### Problem details
Set down each line of the data below exactly as it stands, dropping the pictures.

==== Provided records ====

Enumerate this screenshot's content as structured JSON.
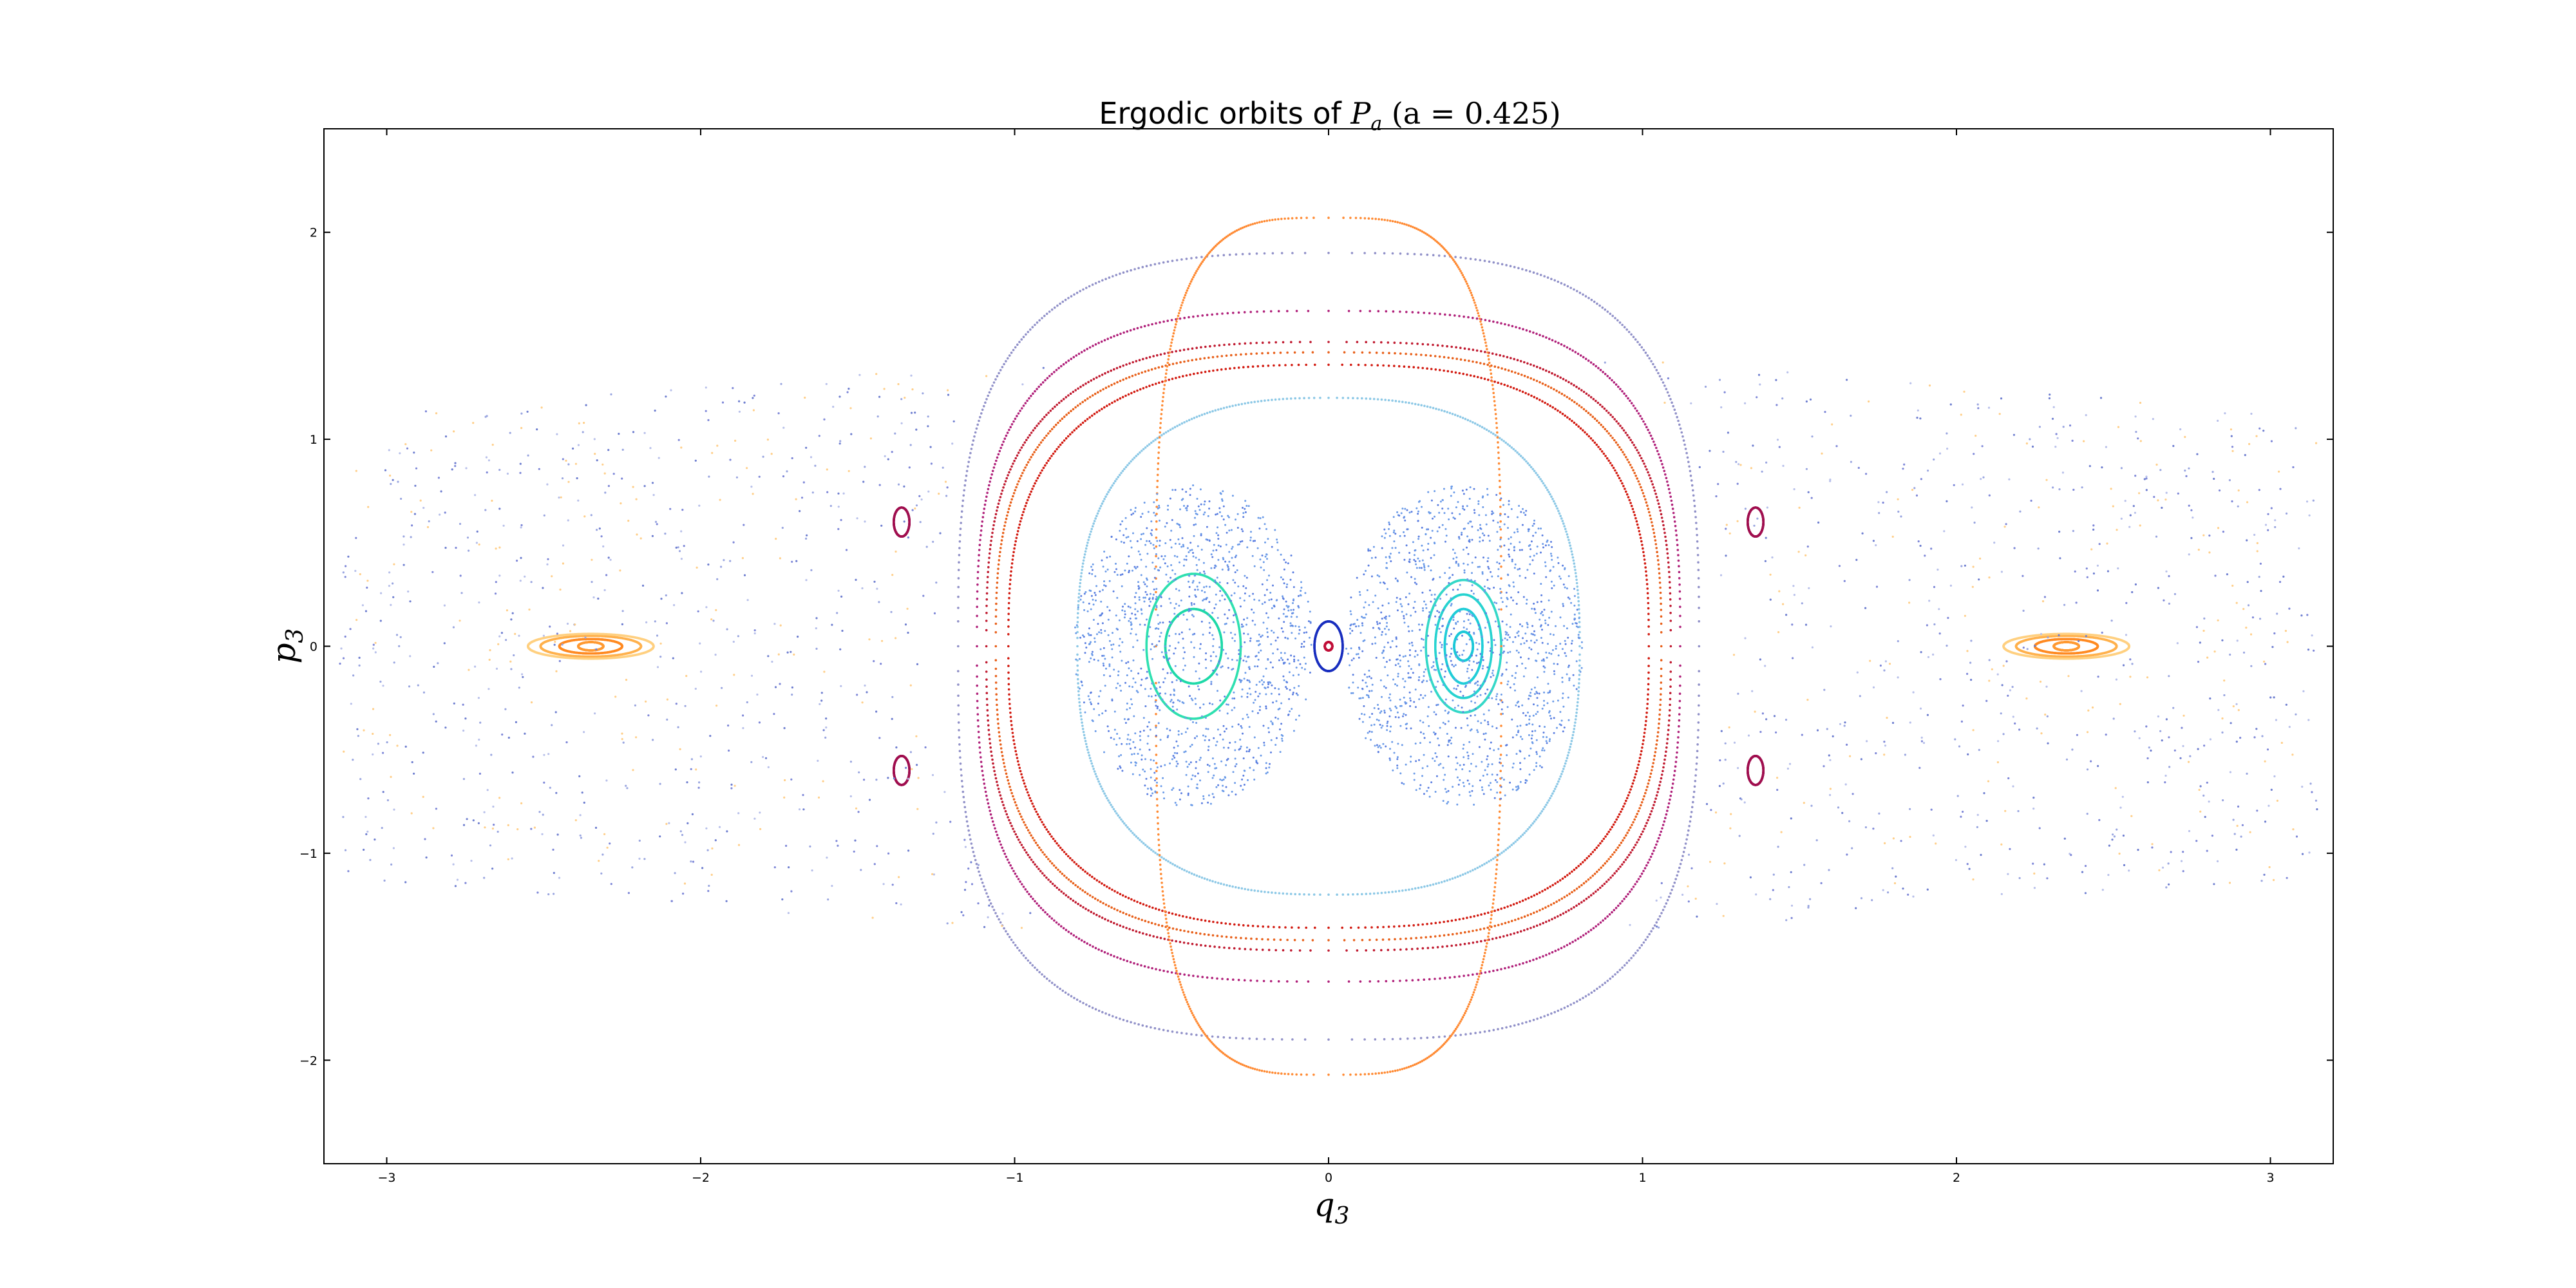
{
  "chart_data": {
    "type": "scatter",
    "title": {
      "prefix": "Ergodic orbits of ",
      "math_var": "P",
      "math_sub": "a",
      "math_rest": " (a = 0.425)"
    },
    "xlabel": {
      "var": "q",
      "sub": "3"
    },
    "ylabel": {
      "var": "p",
      "sub": "3"
    },
    "xlim": [
      -3.2,
      3.2
    ],
    "ylim": [
      -2.5,
      2.5
    ],
    "xticks": [
      -3,
      -2,
      -1,
      0,
      1,
      2,
      3
    ],
    "yticks": [
      -2,
      -1,
      0,
      1,
      2
    ],
    "xtick_labels": [
      "−3",
      "−2",
      "−1",
      "0",
      "1",
      "2",
      "3"
    ],
    "ytick_labels": [
      "−2",
      "−1",
      "0",
      "1",
      "2"
    ],
    "grid": false,
    "legend": false,
    "series": [
      {
        "kind": "ellipse",
        "color": "#1fd9a8",
        "cx": -0.43,
        "cy": 0.0,
        "rx": 0.09,
        "ry": 0.18
      },
      {
        "kind": "ellipse",
        "color": "#2fe0b0",
        "cx": -0.43,
        "cy": 0.0,
        "rx": 0.15,
        "ry": 0.35
      },
      {
        "kind": "ellipse",
        "color": "#1ec8d8",
        "cx": 0.43,
        "cy": 0.0,
        "rx": 0.03,
        "ry": 0.07
      },
      {
        "kind": "ellipse",
        "color": "#20cdd8",
        "cx": 0.43,
        "cy": 0.0,
        "rx": 0.06,
        "ry": 0.18
      },
      {
        "kind": "ellipse",
        "color": "#28d3d0",
        "cx": 0.43,
        "cy": 0.0,
        "rx": 0.09,
        "ry": 0.25
      },
      {
        "kind": "ellipse",
        "color": "#35d8c8",
        "cx": 0.43,
        "cy": 0.0,
        "rx": 0.12,
        "ry": 0.32
      },
      {
        "kind": "ellipse",
        "color": "#1a2fbf",
        "cx": 0.0,
        "cy": 0.0,
        "rx": 0.045,
        "ry": 0.12
      },
      {
        "kind": "ellipse",
        "color": "#c0103a",
        "cx": 0.0,
        "cy": 0.0,
        "rx": 0.012,
        "ry": 0.02
      },
      {
        "kind": "ellipse",
        "color": "#ff9a33",
        "cx": -2.35,
        "cy": 0.0,
        "rx": 0.04,
        "ry": 0.02
      },
      {
        "kind": "ellipse",
        "color": "#ff8a22",
        "cx": -2.35,
        "cy": 0.0,
        "rx": 0.1,
        "ry": 0.035
      },
      {
        "kind": "ellipse",
        "color": "#ffb14d",
        "cx": -2.35,
        "cy": 0.0,
        "rx": 0.16,
        "ry": 0.05
      },
      {
        "kind": "ellipse",
        "color": "#ffd080",
        "cx": -2.35,
        "cy": 0.0,
        "rx": 0.2,
        "ry": 0.06
      },
      {
        "kind": "ellipse",
        "color": "#ff9a33",
        "cx": 2.35,
        "cy": 0.0,
        "rx": 0.04,
        "ry": 0.02
      },
      {
        "kind": "ellipse",
        "color": "#ff8a22",
        "cx": 2.35,
        "cy": 0.0,
        "rx": 0.1,
        "ry": 0.035
      },
      {
        "kind": "ellipse",
        "color": "#ffb14d",
        "cx": 2.35,
        "cy": 0.0,
        "rx": 0.16,
        "ry": 0.05
      },
      {
        "kind": "ellipse",
        "color": "#ffd080",
        "cx": 2.35,
        "cy": 0.0,
        "rx": 0.2,
        "ry": 0.06
      },
      {
        "kind": "ellipse",
        "color": "#a01050",
        "cx": -1.36,
        "cy": 0.6,
        "rx": 0.025,
        "ry": 0.07
      },
      {
        "kind": "ellipse",
        "color": "#a01050",
        "cx": 1.36,
        "cy": 0.6,
        "rx": 0.025,
        "ry": 0.07
      },
      {
        "kind": "ellipse",
        "color": "#a01050",
        "cx": -1.36,
        "cy": -0.6,
        "rx": 0.025,
        "ry": 0.07
      },
      {
        "kind": "ellipse",
        "color": "#a01050",
        "cx": 1.36,
        "cy": -0.6,
        "rx": 0.025,
        "ry": 0.07
      },
      {
        "kind": "superellipse",
        "color": "#8cc8e6",
        "cx": 0.0,
        "cy": 0.0,
        "rx": 0.8,
        "ry": 1.2,
        "n": 2.6
      },
      {
        "kind": "superellipse",
        "color": "#d21a10",
        "cx": 0.0,
        "cy": 0.0,
        "rx": 1.02,
        "ry": 1.36,
        "n": 2.8
      },
      {
        "kind": "superellipse",
        "color": "#e8601a",
        "cx": 0.0,
        "cy": 0.0,
        "rx": 1.06,
        "ry": 1.42,
        "n": 2.9
      },
      {
        "kind": "superellipse",
        "color": "#c01a30",
        "cx": 0.0,
        "cy": 0.0,
        "rx": 1.09,
        "ry": 1.47,
        "n": 3.0
      },
      {
        "kind": "superellipse",
        "color": "#b0207a",
        "cx": 0.0,
        "cy": 0.0,
        "rx": 1.12,
        "ry": 1.62,
        "n": 3.1
      },
      {
        "kind": "superellipse",
        "color": "#9090c8",
        "cx": 0.0,
        "cy": 0.0,
        "rx": 1.18,
        "ry": 1.9,
        "n": 3.2
      },
      {
        "kind": "superellipse",
        "color": "#ff8a33",
        "cx": 0.0,
        "cy": 0.0,
        "rx": 0.55,
        "ry": 2.07,
        "n": 3.6
      }
    ]
  }
}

====

### Solution to this exercise
Enumerate this screenshot's content as structured JSON.
{
  "chart_data": {
    "type": "scatter",
    "title": {
      "prefix": "Ergodic orbits of ",
      "math_var": "P",
      "math_sub": "a",
      "math_rest": " (a = 0.425)"
    },
    "xlabel": {
      "var": "q",
      "sub": "3"
    },
    "ylabel": {
      "var": "p",
      "sub": "3"
    },
    "xlim": [
      -3.2,
      3.2
    ],
    "ylim": [
      -2.5,
      2.5
    ],
    "xticks": [
      -3,
      -2,
      -1,
      0,
      1,
      2,
      3
    ],
    "yticks": [
      -2,
      -1,
      0,
      1,
      2
    ],
    "xtick_labels": [
      "−3",
      "−2",
      "−1",
      "0",
      "1",
      "2",
      "3"
    ],
    "ytick_labels": [
      "−2",
      "−1",
      "0",
      "1",
      "2"
    ],
    "grid": false,
    "legend": false,
    "series": [
      {
        "kind": "ellipse",
        "color": "#1fd9a8",
        "cx": -0.43,
        "cy": 0.0,
        "rx": 0.09,
        "ry": 0.18
      },
      {
        "kind": "ellipse",
        "color": "#2fe0b0",
        "cx": -0.43,
        "cy": 0.0,
        "rx": 0.15,
        "ry": 0.35
      },
      {
        "kind": "ellipse",
        "color": "#1ec8d8",
        "cx": 0.43,
        "cy": 0.0,
        "rx": 0.03,
        "ry": 0.07
      },
      {
        "kind": "ellipse",
        "color": "#20cdd8",
        "cx": 0.43,
        "cy": 0.0,
        "rx": 0.06,
        "ry": 0.18
      },
      {
        "kind": "ellipse",
        "color": "#28d3d0",
        "cx": 0.43,
        "cy": 0.0,
        "rx": 0.09,
        "ry": 0.25
      },
      {
        "kind": "ellipse",
        "color": "#35d8c8",
        "cx": 0.43,
        "cy": 0.0,
        "rx": 0.12,
        "ry": 0.32
      },
      {
        "kind": "ellipse",
        "color": "#1a2fbf",
        "cx": 0.0,
        "cy": 0.0,
        "rx": 0.045,
        "ry": 0.12
      },
      {
        "kind": "ellipse",
        "color": "#c0103a",
        "cx": 0.0,
        "cy": 0.0,
        "rx": 0.012,
        "ry": 0.02
      },
      {
        "kind": "ellipse",
        "color": "#ff9a33",
        "cx": -2.35,
        "cy": 0.0,
        "rx": 0.04,
        "ry": 0.02
      },
      {
        "kind": "ellipse",
        "color": "#ff8a22",
        "cx": -2.35,
        "cy": 0.0,
        "rx": 0.1,
        "ry": 0.035
      },
      {
        "kind": "ellipse",
        "color": "#ffb14d",
        "cx": -2.35,
        "cy": 0.0,
        "rx": 0.16,
        "ry": 0.05
      },
      {
        "kind": "ellipse",
        "color": "#ffd080",
        "cx": -2.35,
        "cy": 0.0,
        "rx": 0.2,
        "ry": 0.06
      },
      {
        "kind": "ellipse",
        "color": "#ff9a33",
        "cx": 2.35,
        "cy": 0.0,
        "rx": 0.04,
        "ry": 0.02
      },
      {
        "kind": "ellipse",
        "color": "#ff8a22",
        "cx": 2.35,
        "cy": 0.0,
        "rx": 0.1,
        "ry": 0.035
      },
      {
        "kind": "ellipse",
        "color": "#ffb14d",
        "cx": 2.35,
        "cy": 0.0,
        "rx": 0.16,
        "ry": 0.05
      },
      {
        "kind": "ellipse",
        "color": "#ffd080",
        "cx": 2.35,
        "cy": 0.0,
        "rx": 0.2,
        "ry": 0.06
      },
      {
        "kind": "ellipse",
        "color": "#a01050",
        "cx": -1.36,
        "cy": 0.6,
        "rx": 0.025,
        "ry": 0.07
      },
      {
        "kind": "ellipse",
        "color": "#a01050",
        "cx": 1.36,
        "cy": 0.6,
        "rx": 0.025,
        "ry": 0.07
      },
      {
        "kind": "ellipse",
        "color": "#a01050",
        "cx": -1.36,
        "cy": -0.6,
        "rx": 0.025,
        "ry": 0.07
      },
      {
        "kind": "ellipse",
        "color": "#a01050",
        "cx": 1.36,
        "cy": -0.6,
        "rx": 0.025,
        "ry": 0.07
      },
      {
        "kind": "superellipse",
        "color": "#8cc8e6",
        "cx": 0.0,
        "cy": 0.0,
        "rx": 0.8,
        "ry": 1.2,
        "n": 2.6
      },
      {
        "kind": "superellipse",
        "color": "#d21a10",
        "cx": 0.0,
        "cy": 0.0,
        "rx": 1.02,
        "ry": 1.36,
        "n": 2.8
      },
      {
        "kind": "superellipse",
        "color": "#e8601a",
        "cx": 0.0,
        "cy": 0.0,
        "rx": 1.06,
        "ry": 1.42,
        "n": 2.9
      },
      {
        "kind": "superellipse",
        "color": "#c01a30",
        "cx": 0.0,
        "cy": 0.0,
        "rx": 1.09,
        "ry": 1.47,
        "n": 3.0
      },
      {
        "kind": "superellipse",
        "color": "#b0207a",
        "cx": 0.0,
        "cy": 0.0,
        "rx": 1.12,
        "ry": 1.62,
        "n": 3.1
      },
      {
        "kind": "superellipse",
        "color": "#9090c8",
        "cx": 0.0,
        "cy": 0.0,
        "rx": 1.18,
        "ry": 1.9,
        "n": 3.2
      },
      {
        "kind": "superellipse",
        "color": "#ff8a33",
        "cx": 0.0,
        "cy": 0.0,
        "rx": 0.55,
        "ry": 2.07,
        "n": 3.6
      }
    ]
  }
}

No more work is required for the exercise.